*WRITTEN INSTRUCTION*. Say how many lines of the listing below contain "relative", giving the number and nothing else.
[Begin THE RECORDS]
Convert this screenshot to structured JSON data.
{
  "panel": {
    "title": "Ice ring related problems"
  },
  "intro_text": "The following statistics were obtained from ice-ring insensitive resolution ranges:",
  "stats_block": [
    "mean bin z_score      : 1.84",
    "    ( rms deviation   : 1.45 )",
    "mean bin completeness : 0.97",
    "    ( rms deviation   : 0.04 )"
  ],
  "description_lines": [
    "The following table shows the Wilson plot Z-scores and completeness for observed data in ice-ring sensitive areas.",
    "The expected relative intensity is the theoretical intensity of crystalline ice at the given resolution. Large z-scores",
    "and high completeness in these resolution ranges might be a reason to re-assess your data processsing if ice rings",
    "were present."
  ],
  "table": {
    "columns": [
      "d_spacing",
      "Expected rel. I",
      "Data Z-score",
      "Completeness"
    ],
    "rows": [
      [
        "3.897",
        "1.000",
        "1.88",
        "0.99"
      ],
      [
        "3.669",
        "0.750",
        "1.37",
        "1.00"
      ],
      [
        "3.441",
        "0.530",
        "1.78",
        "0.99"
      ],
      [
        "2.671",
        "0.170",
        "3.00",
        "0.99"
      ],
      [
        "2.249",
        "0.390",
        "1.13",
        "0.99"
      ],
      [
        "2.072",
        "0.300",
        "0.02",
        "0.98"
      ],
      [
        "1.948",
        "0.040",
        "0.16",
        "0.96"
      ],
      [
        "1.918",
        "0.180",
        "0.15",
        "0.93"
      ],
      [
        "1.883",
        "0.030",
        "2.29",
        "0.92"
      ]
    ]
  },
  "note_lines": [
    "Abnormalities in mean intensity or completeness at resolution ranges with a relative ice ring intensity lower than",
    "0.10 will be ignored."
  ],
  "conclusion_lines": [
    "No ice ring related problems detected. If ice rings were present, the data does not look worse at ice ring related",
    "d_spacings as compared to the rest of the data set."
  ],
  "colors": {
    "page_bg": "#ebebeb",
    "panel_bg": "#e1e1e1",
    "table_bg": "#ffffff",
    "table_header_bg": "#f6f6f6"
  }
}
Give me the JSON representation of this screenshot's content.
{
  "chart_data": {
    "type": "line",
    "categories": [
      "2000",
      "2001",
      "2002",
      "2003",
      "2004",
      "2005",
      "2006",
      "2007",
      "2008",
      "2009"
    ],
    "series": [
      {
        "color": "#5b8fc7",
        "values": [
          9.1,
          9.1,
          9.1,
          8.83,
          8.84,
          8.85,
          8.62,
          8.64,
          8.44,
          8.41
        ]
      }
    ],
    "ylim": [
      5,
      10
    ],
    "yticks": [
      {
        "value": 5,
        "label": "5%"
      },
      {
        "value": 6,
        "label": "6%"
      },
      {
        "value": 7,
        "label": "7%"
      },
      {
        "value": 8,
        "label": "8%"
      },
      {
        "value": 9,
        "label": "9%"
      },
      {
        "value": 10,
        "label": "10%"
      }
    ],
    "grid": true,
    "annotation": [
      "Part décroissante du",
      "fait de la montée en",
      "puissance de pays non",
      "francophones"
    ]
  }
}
[End THE RECORDS]
*SOLUTION FOR THIS EXERCISE*. 2